Required work »
Find and copy each line of the records where the string "word" shows up.

Records contained in a dataset
══════════

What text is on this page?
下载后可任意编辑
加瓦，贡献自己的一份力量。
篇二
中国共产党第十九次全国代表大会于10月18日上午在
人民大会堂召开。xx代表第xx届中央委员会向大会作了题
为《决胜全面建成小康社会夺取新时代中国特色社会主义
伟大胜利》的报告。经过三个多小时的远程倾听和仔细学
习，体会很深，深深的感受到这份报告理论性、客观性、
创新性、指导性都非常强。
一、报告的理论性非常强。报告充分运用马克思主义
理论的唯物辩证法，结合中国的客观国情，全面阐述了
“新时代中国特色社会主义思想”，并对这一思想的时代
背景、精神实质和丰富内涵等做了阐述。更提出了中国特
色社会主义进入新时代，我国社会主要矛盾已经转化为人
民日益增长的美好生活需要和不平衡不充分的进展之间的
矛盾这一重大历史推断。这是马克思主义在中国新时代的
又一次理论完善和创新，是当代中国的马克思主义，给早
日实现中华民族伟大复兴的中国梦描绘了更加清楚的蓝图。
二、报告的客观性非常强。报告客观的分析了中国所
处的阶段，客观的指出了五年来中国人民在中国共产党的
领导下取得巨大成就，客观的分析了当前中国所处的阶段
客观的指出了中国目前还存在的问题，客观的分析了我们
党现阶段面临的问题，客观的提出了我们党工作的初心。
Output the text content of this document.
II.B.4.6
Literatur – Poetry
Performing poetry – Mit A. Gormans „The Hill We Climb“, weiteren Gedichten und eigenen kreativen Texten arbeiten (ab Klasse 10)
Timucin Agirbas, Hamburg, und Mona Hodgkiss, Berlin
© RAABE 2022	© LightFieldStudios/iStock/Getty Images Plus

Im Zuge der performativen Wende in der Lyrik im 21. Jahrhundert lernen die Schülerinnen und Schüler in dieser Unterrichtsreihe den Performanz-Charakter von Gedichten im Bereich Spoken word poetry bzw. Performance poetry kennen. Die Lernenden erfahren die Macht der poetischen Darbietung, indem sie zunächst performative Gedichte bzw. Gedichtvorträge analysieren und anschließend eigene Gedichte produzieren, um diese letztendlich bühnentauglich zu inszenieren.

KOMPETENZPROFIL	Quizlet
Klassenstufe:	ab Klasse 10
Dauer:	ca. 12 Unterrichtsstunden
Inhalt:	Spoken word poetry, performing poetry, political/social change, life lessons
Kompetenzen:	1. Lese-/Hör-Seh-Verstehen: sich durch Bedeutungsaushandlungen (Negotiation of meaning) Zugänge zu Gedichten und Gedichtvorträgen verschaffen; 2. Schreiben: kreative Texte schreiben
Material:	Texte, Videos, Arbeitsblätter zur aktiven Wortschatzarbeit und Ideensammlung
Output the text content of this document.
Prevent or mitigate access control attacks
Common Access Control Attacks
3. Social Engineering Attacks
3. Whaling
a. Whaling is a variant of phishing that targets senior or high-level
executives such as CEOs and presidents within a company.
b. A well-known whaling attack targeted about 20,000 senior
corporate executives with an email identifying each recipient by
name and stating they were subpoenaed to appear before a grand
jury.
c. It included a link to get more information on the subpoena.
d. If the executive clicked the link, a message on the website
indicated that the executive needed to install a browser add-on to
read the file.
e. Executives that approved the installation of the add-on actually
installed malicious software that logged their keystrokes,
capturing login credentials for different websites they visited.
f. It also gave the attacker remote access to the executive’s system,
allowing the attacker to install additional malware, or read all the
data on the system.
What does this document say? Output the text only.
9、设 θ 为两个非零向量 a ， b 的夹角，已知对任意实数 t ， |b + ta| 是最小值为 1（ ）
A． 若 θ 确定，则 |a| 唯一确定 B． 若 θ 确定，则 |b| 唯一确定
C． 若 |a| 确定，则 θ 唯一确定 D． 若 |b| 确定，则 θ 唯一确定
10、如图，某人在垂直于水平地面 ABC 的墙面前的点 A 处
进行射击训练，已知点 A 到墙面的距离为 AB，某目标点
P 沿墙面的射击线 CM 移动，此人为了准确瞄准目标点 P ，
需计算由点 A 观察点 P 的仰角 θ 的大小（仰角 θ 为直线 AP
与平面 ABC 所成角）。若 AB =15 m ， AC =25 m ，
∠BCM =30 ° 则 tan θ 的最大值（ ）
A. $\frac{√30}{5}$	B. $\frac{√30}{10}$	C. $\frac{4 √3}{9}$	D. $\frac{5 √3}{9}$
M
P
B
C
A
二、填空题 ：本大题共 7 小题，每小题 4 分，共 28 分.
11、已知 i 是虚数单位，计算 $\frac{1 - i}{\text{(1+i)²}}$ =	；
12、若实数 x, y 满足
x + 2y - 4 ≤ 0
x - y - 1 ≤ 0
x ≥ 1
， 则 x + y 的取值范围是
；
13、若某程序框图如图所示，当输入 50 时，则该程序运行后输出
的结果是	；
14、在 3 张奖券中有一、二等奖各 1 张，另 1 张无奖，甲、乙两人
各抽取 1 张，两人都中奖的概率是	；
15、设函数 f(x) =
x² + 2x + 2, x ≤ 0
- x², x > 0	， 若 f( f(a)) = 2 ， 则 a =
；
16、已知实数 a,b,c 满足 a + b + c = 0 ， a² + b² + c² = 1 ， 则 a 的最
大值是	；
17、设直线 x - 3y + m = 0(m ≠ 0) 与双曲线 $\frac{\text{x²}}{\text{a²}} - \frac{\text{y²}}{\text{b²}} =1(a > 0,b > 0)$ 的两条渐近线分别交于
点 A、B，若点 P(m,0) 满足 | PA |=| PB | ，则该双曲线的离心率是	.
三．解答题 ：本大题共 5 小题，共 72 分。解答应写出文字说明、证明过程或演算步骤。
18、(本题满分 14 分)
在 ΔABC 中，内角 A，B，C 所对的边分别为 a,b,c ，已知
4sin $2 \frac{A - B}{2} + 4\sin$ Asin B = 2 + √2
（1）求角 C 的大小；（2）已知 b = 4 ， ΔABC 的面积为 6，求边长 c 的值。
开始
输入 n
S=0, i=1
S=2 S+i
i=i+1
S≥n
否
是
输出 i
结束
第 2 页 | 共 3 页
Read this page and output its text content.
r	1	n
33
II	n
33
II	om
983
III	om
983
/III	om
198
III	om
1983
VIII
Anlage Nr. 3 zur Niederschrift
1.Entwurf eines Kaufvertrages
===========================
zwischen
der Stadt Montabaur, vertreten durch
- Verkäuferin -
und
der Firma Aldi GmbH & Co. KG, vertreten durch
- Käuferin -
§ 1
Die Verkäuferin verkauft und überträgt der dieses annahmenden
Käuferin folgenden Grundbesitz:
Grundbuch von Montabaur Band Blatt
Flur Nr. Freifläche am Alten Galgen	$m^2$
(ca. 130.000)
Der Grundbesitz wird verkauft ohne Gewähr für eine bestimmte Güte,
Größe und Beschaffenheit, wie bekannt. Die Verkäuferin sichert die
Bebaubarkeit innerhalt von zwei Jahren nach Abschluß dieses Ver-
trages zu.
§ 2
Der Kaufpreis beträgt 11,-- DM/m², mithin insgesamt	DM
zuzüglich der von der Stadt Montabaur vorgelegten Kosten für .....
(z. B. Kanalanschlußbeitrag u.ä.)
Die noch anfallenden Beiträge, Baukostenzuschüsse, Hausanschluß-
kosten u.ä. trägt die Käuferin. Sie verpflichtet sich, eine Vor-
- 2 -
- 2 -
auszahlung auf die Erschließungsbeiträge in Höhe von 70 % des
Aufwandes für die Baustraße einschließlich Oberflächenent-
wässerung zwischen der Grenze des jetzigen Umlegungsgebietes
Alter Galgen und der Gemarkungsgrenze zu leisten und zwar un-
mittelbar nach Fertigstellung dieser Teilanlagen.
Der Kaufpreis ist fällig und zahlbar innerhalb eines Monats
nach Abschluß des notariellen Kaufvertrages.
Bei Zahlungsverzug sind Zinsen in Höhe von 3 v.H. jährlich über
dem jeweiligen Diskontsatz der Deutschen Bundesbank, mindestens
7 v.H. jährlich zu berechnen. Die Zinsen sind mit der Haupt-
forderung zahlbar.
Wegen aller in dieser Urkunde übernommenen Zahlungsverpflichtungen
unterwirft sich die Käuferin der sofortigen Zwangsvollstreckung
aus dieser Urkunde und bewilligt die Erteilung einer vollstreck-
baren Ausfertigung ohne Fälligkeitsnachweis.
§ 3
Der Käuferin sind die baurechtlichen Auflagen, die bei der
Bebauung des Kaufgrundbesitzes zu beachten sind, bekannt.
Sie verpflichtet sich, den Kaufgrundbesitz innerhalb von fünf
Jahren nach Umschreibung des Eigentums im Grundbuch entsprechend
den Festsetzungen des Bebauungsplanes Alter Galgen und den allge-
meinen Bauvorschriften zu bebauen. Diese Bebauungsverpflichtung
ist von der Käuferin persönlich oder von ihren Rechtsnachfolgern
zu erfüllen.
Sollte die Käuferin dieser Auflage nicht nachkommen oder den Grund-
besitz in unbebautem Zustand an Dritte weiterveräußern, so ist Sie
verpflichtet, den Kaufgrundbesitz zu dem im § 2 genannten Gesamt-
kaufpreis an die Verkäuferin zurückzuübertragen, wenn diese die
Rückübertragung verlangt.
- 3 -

══════════

Task result »
Im Zuge der performativen Wende in der Lyrik im 21. Jahrhundert lernen die Schülerinnen und Schüler in dieser Unterrichtsreihe den Performanz-Charakter von Gedichten im Bereich Spoken word poetry bzw. Performance poetry kennen. Die Lernenden erfahren die Macht der poetischen Darbietung, indem sie zunächst performative Gedichte bzw. Gedichtvorträge analysieren und anschließend eigene Gedichte produzieren, um diese letztendlich bühnentauglich zu inszenieren.
Inhalt:	Spoken word poetry, performing poetry, political/social change, life lessons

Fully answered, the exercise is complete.